▶ _Collection entries_
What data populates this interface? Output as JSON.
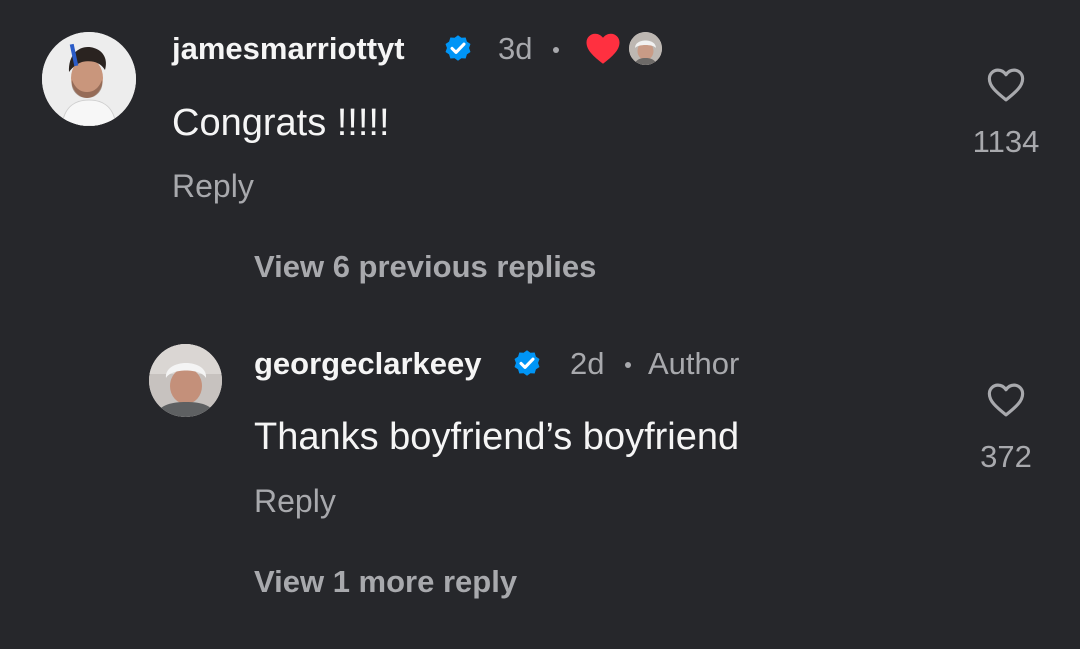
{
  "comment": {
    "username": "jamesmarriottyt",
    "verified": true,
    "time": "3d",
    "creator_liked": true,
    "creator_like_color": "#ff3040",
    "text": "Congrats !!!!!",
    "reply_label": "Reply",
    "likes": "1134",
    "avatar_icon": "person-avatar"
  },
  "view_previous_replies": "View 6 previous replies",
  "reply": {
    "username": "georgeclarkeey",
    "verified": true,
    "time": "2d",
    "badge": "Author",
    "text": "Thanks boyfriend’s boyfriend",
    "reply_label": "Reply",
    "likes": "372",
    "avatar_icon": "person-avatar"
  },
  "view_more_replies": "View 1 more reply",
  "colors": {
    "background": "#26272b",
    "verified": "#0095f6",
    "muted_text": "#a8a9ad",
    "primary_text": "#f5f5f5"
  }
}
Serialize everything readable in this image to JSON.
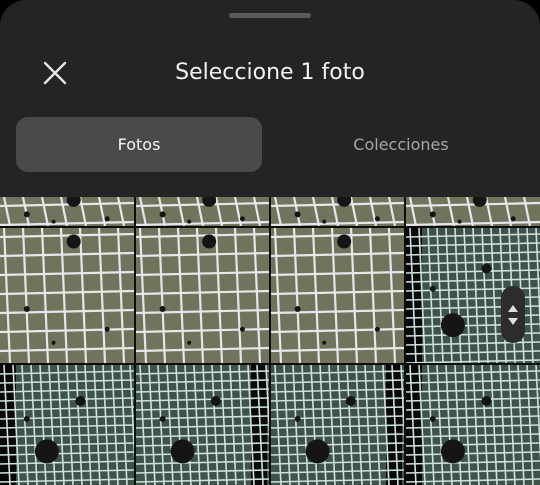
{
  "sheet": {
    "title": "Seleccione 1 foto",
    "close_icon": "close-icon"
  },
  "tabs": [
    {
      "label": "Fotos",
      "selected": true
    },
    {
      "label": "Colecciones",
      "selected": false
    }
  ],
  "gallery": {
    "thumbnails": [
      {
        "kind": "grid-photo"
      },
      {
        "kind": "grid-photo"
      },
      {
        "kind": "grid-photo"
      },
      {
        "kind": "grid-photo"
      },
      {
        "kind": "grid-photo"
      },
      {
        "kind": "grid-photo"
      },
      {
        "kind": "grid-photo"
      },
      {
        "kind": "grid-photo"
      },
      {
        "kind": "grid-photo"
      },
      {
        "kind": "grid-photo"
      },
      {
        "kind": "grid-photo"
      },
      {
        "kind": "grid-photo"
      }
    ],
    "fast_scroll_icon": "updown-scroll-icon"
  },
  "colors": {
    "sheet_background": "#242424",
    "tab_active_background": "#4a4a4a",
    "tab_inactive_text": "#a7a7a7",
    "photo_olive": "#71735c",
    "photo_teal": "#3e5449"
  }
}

▶ _Aim_
Each entry shown above must be quoted exactly, with its pictures left out.

▶ _Completed task_
What data populates this interface? Output as JSON.
{
  "comment": {
    "username": "jamesmarriottyt",
    "verified": true,
    "time": "3d",
    "creator_liked": true,
    "creator_like_color": "#ff3040",
    "text": "Congrats !!!!!",
    "reply_label": "Reply",
    "likes": "1134",
    "avatar_icon": "person-avatar"
  },
  "view_previous_replies": "View 6 previous replies",
  "reply": {
    "username": "georgeclarkeey",
    "verified": true,
    "time": "2d",
    "badge": "Author",
    "text": "Thanks boyfriend’s boyfriend",
    "reply_label": "Reply",
    "likes": "372",
    "avatar_icon": "person-avatar"
  },
  "view_more_replies": "View 1 more reply",
  "colors": {
    "background": "#26272b",
    "verified": "#0095f6",
    "muted_text": "#a8a9ad",
    "primary_text": "#f5f5f5"
  }
}
Serialize everything readable in this image to JSON.
{
  "sheet": {
    "title": "Seleccione 1 foto",
    "close_icon": "close-icon"
  },
  "tabs": [
    {
      "label": "Fotos",
      "selected": true
    },
    {
      "label": "Colecciones",
      "selected": false
    }
  ],
  "gallery": {
    "thumbnails": [
      {
        "kind": "grid-photo"
      },
      {
        "kind": "grid-photo"
      },
      {
        "kind": "grid-photo"
      },
      {
        "kind": "grid-photo"
      },
      {
        "kind": "grid-photo"
      },
      {
        "kind": "grid-photo"
      },
      {
        "kind": "grid-photo"
      },
      {
        "kind": "grid-photo"
      },
      {
        "kind": "grid-photo"
      },
      {
        "kind": "grid-photo"
      },
      {
        "kind": "grid-photo"
      },
      {
        "kind": "grid-photo"
      }
    ],
    "fast_scroll_icon": "updown-scroll-icon"
  },
  "colors": {
    "sheet_background": "#242424",
    "tab_active_background": "#4a4a4a",
    "tab_inactive_text": "#a7a7a7",
    "photo_olive": "#71735c",
    "photo_teal": "#3e5449"
  }
}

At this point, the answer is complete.